▸ **Consigne A**
Dans l'extrait, relevez les plateformes présentées comme les plus populaires dans la première phrase.

▸ **Extrait choisi**
Il doit y en avoir d'autres, mais je pense que Pico, Liko et Tic sont les plus populaires.

----------


## MonsieurLuge

C'est une bonne chose qu'il y ait d'autres plateformes dans ce genre. Mais ils pourraient au moins se présenter autrement ; ça fait vraiment copier-coller de la page Pico-8 et de tout le reste ^^

En tout cas, merci pour les liens !

----------


## MonsieurLuge

Bon, j'ai commencé à créer un jeu (un Sokoban saupoudré d'exploration) et je galère pas mal avec l'absence de réelles possibilités de prog objet en LUA/pico8. 
Je devrais certainement coder en procédural mais j'aurais un mal fou à faire machine arrière en terme de réflexion/logique/design.

Éléments recensés dans un jeu de données:
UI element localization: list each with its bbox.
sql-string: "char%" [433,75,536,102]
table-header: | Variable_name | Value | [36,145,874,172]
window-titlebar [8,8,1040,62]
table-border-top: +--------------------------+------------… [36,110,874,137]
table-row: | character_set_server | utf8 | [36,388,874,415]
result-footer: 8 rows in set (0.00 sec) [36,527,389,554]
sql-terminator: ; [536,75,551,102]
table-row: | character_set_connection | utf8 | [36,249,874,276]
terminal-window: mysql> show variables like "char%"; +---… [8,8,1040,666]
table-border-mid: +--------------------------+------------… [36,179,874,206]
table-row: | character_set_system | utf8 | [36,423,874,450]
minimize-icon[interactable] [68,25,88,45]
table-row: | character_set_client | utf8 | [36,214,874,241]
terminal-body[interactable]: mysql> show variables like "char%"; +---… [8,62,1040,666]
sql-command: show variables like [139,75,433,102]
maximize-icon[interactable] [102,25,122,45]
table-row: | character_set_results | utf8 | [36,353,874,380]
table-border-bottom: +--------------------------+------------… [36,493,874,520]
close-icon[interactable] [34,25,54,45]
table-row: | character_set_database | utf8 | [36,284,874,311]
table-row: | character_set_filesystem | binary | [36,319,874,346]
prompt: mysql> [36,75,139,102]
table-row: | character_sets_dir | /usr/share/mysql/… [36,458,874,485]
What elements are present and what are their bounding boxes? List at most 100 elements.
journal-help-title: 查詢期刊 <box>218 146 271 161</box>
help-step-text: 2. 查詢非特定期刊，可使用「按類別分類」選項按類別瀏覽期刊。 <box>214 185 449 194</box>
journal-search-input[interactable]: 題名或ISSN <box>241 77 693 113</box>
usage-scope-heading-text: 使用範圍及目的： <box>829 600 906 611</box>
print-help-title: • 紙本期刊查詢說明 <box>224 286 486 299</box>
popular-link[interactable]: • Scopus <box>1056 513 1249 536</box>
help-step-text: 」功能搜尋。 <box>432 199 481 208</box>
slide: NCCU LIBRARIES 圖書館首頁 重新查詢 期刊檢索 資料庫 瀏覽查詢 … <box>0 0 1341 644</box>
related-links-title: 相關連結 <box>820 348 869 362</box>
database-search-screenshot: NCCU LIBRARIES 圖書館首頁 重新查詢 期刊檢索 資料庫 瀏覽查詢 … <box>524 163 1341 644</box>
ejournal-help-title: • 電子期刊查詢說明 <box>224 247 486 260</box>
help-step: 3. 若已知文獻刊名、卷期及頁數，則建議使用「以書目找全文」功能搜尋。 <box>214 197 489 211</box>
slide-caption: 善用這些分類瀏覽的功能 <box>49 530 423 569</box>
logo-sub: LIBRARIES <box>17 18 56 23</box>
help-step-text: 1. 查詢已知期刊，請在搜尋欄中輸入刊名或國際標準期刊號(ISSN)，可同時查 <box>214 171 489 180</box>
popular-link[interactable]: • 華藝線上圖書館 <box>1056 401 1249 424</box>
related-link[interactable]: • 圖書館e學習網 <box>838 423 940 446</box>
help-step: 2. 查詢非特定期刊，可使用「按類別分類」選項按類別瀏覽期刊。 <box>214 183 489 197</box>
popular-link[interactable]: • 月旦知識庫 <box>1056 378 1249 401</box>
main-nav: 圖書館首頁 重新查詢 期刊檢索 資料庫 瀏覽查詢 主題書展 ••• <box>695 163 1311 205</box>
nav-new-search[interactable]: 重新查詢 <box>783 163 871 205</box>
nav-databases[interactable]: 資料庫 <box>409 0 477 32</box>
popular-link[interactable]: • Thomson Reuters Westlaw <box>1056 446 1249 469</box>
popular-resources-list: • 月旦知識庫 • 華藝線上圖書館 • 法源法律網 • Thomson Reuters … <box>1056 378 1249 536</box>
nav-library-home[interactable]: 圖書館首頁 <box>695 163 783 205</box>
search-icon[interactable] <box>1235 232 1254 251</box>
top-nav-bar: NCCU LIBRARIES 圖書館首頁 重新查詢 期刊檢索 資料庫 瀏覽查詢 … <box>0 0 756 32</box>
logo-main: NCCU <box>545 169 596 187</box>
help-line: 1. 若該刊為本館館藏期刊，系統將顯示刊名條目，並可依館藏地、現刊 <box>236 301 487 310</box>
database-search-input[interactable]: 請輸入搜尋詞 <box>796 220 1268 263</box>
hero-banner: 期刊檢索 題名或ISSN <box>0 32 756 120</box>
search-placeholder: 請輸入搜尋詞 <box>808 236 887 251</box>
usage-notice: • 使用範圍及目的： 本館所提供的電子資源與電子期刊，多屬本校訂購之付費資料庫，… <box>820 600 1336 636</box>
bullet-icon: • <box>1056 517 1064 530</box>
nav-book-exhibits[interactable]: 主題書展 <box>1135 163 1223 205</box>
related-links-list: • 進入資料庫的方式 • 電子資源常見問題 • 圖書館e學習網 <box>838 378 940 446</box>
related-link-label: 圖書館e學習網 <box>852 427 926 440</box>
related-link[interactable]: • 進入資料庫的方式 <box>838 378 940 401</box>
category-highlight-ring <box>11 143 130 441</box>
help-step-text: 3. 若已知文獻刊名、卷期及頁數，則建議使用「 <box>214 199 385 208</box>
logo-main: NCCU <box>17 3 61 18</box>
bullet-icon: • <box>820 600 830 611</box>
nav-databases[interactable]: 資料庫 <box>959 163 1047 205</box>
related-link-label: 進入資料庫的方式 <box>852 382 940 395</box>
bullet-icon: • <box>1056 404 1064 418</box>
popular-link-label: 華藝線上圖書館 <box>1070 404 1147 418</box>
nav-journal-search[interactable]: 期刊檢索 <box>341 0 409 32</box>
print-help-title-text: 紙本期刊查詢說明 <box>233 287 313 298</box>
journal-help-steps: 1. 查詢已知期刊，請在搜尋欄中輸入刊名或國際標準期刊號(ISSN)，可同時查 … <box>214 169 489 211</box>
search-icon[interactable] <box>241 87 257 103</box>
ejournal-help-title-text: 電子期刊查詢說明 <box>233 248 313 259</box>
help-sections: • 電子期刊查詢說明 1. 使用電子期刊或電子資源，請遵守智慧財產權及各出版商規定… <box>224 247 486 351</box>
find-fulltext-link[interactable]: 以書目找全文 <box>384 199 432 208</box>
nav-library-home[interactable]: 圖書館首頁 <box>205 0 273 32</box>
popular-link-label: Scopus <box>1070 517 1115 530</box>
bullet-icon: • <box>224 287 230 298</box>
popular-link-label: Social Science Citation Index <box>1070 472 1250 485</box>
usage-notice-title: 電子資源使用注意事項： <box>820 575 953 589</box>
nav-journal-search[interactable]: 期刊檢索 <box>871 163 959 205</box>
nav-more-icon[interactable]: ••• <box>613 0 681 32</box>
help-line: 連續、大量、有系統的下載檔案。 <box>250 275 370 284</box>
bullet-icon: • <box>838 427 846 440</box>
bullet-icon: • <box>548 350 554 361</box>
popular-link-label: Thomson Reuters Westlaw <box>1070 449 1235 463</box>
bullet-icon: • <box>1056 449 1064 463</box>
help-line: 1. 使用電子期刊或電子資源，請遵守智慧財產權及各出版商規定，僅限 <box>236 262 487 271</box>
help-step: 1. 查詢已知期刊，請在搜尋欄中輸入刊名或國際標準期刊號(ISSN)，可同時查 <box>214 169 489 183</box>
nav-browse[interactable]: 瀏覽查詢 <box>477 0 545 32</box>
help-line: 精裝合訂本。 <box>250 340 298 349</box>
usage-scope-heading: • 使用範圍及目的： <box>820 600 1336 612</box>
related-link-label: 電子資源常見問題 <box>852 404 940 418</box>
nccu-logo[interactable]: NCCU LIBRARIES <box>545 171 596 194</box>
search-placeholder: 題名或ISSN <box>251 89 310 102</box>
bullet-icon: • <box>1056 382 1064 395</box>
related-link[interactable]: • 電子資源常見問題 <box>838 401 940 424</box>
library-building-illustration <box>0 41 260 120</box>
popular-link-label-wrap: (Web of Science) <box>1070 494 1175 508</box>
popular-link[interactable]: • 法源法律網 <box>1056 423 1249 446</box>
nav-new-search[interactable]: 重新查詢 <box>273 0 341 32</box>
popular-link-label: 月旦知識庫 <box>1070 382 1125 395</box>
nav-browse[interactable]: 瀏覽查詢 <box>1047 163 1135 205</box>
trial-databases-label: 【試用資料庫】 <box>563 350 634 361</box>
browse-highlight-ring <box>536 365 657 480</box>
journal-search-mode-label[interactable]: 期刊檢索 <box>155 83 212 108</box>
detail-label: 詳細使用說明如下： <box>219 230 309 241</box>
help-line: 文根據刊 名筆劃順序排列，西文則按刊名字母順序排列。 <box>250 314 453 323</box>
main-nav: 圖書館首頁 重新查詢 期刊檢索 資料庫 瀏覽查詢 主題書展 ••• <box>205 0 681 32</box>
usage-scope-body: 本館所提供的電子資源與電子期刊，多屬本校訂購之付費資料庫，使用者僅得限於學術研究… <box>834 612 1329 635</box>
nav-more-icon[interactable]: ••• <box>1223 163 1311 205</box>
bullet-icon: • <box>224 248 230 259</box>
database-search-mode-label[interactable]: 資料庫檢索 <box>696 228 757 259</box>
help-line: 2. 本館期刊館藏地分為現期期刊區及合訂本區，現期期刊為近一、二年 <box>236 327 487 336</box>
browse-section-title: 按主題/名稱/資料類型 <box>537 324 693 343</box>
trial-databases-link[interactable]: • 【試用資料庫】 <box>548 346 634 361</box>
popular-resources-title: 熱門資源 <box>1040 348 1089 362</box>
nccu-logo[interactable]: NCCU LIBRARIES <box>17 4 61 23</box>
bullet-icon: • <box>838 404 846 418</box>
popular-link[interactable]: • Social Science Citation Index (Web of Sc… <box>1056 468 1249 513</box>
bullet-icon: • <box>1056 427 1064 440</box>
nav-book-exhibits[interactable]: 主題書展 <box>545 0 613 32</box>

▸ **Consigne B**
Citez à l'identique la portion des enregistrements qui va de leur début jusqu'à la ligne contenant « table-row: | character_set_results », celle-ci comprise.

▸ **Résultat final A**
Pico, Liko, Tic

▸ **Résultat final B**
UI element localization: list each with its bbox.
sql-string: "char%" [433,75,536,102]
table-header: | Variable_name | Value | [36,145,874,172]
window-titlebar [8,8,1040,62]
table-border-top: +--------------------------+------------… [36,110,874,137]
table-row: | character_set_server | utf8 | [36,388,874,415]
result-footer: 8 rows in set (0.00 sec) [36,527,389,554]
sql-terminator: ; [536,75,551,102]
table-row: | character_set_connection | utf8 | [36,249,874,276]
terminal-window: mysql> show variables like "char%"; +---… [8,8,1040,666]
table-border-mid: +--------------------------+------------… [36,179,874,206]
table-row: | character_set_system | utf8 | [36,423,874,450]
minimize-icon[interactable] [68,25,88,45]
table-row: | character_set_client | utf8 | [36,214,874,241]
terminal-body[interactable]: mysql> show variables like "char%"; +---… [8,62,1040,666]
sql-command: show variables like [139,75,433,102]
maximize-icon[interactable] [102,25,122,45]
table-row: | character_set_results | utf8 | [36,353,874,380]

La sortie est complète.